---------- Provided material
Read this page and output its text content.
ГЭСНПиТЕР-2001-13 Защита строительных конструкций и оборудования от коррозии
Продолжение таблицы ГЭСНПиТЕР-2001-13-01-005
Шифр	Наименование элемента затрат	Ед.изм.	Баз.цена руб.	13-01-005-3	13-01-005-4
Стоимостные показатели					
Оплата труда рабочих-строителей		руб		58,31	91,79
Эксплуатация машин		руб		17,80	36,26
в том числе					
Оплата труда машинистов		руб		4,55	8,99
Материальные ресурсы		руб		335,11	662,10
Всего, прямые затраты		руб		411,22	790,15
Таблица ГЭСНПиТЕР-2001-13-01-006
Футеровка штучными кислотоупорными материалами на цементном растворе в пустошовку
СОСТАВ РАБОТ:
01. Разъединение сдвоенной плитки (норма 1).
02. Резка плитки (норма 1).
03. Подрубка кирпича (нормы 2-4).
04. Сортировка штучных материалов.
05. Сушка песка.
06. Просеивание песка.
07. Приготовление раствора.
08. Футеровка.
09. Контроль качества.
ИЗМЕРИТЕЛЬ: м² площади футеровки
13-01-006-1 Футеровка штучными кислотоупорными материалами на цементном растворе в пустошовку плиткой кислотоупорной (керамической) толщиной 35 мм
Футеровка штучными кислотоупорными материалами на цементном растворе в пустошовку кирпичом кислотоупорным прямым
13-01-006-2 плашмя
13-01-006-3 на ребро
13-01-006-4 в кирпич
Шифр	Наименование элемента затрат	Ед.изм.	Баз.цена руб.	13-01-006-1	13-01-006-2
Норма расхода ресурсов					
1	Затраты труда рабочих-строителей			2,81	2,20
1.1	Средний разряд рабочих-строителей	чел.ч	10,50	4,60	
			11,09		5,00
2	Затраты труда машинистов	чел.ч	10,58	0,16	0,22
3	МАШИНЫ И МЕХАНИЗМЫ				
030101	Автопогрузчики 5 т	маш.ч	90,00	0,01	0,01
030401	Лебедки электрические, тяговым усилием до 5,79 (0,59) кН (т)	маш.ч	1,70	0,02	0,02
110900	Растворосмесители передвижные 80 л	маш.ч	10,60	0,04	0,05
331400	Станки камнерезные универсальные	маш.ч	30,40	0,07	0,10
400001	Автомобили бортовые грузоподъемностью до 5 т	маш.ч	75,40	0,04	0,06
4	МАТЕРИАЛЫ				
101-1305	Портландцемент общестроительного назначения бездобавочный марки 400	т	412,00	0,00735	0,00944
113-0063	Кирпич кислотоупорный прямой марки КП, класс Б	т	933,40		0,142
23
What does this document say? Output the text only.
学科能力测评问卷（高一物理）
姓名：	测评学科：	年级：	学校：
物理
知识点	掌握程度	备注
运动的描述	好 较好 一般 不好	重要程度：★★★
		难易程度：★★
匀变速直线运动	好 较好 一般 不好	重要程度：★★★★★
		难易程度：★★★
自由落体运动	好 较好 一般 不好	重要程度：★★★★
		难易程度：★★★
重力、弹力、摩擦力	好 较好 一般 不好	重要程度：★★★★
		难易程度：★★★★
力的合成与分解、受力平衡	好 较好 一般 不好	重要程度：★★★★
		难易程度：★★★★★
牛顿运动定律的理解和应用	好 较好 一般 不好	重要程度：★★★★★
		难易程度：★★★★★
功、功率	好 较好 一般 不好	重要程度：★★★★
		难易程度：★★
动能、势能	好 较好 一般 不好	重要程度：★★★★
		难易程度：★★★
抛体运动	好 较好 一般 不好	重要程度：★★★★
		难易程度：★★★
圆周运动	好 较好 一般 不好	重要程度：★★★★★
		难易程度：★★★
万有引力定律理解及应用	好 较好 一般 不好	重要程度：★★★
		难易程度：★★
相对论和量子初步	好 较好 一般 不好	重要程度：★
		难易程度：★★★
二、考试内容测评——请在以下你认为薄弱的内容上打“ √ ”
--------------------
### [Work to complete]
The entries above must be returned exactly.

### [Full answer]
Read this page and output its text content.
ГЭСНПиТЕР-2001-13 Защита строительных конструкций и оборудования от коррозии
Продолжение таблицы ГЭСНПиТЕР-2001-13-01-005
Шифр	Наименование элемента затрат	Ед.изм.	Баз.цена руб.	13-01-005-3	13-01-005-4
Стоимостные показатели					
Оплата труда рабочих-строителей		руб		58,31	91,79
Эксплуатация машин		руб		17,80	36,26
в том числе					
Оплата труда машинистов		руб		4,55	8,99
Материальные ресурсы		руб		335,11	662,10
Всего, прямые затраты		руб		411,22	790,15
Таблица ГЭСНПиТЕР-2001-13-01-006
Футеровка штучными кислотоупорными материалами на цементном растворе в пустошовку
СОСТАВ РАБОТ:
01. Разъединение сдвоенной плитки (норма 1).
02. Резка плитки (норма 1).
03. Подрубка кирпича (нормы 2-4).
04. Сортировка штучных материалов.
05. Сушка песка.
06. Просеивание песка.
07. Приготовление раствора.
08. Футеровка.
09. Контроль качества.
ИЗМЕРИТЕЛЬ: м² площади футеровки
13-01-006-1 Футеровка штучными кислотоупорными материалами на цементном растворе в пустошовку плиткой кислотоупорной (керамической) толщиной 35 мм
Футеровка штучными кислотоупорными материалами на цементном растворе в пустошовку кирпичом кислотоупорным прямым
13-01-006-2 плашмя
13-01-006-3 на ребро
13-01-006-4 в кирпич
Шифр	Наименование элемента затрат	Ед.изм.	Баз.цена руб.	13-01-006-1	13-01-006-2
Норма расхода ресурсов					
1	Затраты труда рабочих-строителей			2,81	2,20
1.1	Средний разряд рабочих-строителей	чел.ч	10,50	4,60	
			11,09		5,00
2	Затраты труда машинистов	чел.ч	10,58	0,16	0,22
3	МАШИНЫ И МЕХАНИЗМЫ				
030101	Автопогрузчики 5 т	маш.ч	90,00	0,01	0,01
030401	Лебедки электрические, тяговым усилием до 5,79 (0,59) кН (т)	маш.ч	1,70	0,02	0,02
110900	Растворосмесители передвижные 80 л	маш.ч	10,60	0,04	0,05
331400	Станки камнерезные универсальные	маш.ч	30,40	0,07	0,10
400001	Автомобили бортовые грузоподъемностью до 5 т	маш.ч	75,40	0,04	0,06
4	МАТЕРИАЛЫ				
101-1305	Портландцемент общестроительного назначения бездобавочный марки 400	т	412,00	0,00735	0,00944
113-0063	Кирпич кислотоупорный прямой марки КП, класс Б	т	933,40		0,142
23
What does this document say? Output the text only.
学科能力测评问卷（高一物理）
姓名：	测评学科：	年级：	学校：
物理
知识点	掌握程度	备注
运动的描述	好 较好 一般 不好	重要程度：★★★
		难易程度：★★
匀变速直线运动	好 较好 一般 不好	重要程度：★★★★★
		难易程度：★★★
自由落体运动	好 较好 一般 不好	重要程度：★★★★
		难易程度：★★★
重力、弹力、摩擦力	好 较好 一般 不好	重要程度：★★★★
		难易程度：★★★★
力的合成与分解、受力平衡	好 较好 一般 不好	重要程度：★★★★
		难易程度：★★★★★
牛顿运动定律的理解和应用	好 较好 一般 不好	重要程度：★★★★★
		难易程度：★★★★★
功、功率	好 较好 一般 不好	重要程度：★★★★
		难易程度：★★
动能、势能	好 较好 一般 不好	重要程度：★★★★
		难易程度：★★★
抛体运动	好 较好 一般 不好	重要程度：★★★★
		难易程度：★★★
圆周运动	好 较好 一般 不好	重要程度：★★★★★
		难易程度：★★★
万有引力定律理解及应用	好 较好 一般 不好	重要程度：★★★
		难易程度：★★
相对论和量子初步	好 较好 一般 不好	重要程度：★
		难易程度：★★★
二、考试内容测评——请在以下你认为薄弱的内容上打“ √ ”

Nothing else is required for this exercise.